* begin *
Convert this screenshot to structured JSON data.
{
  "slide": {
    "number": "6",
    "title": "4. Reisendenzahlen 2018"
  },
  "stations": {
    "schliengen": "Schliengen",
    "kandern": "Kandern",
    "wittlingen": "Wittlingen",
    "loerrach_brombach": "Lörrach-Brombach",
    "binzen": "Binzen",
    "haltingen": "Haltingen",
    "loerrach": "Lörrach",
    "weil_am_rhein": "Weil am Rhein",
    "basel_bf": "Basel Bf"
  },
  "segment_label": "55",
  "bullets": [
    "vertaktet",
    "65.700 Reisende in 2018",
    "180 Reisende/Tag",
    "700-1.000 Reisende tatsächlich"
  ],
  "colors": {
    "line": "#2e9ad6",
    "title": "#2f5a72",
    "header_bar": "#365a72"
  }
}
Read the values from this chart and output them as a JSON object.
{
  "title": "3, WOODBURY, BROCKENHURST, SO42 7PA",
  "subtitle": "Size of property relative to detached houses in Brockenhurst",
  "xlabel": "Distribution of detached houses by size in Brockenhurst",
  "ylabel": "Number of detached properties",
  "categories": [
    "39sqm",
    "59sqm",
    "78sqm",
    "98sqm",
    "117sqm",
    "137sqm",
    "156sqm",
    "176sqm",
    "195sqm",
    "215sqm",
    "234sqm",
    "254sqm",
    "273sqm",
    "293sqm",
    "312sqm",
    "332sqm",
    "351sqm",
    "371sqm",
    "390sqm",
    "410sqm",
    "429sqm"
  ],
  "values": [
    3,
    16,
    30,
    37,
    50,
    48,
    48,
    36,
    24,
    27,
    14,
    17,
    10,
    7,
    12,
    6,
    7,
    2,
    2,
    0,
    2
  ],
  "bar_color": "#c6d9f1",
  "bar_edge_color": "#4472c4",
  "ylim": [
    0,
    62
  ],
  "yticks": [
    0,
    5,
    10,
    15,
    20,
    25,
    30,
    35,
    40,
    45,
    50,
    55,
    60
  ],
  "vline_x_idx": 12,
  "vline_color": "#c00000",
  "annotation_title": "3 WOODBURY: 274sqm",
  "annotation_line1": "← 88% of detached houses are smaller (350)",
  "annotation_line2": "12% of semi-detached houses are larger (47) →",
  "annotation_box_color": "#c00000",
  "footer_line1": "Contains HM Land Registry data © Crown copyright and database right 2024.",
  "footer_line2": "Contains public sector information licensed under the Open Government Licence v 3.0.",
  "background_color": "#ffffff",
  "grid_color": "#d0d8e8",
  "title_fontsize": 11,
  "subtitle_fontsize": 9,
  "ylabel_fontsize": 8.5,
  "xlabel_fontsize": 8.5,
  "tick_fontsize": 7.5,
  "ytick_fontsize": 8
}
* end *
→ **REQUIRED TASK**
How many lines of these entries hold the string "WOODBURY"? Answer with the number alone.

→ **SOLUTION BELOW**
2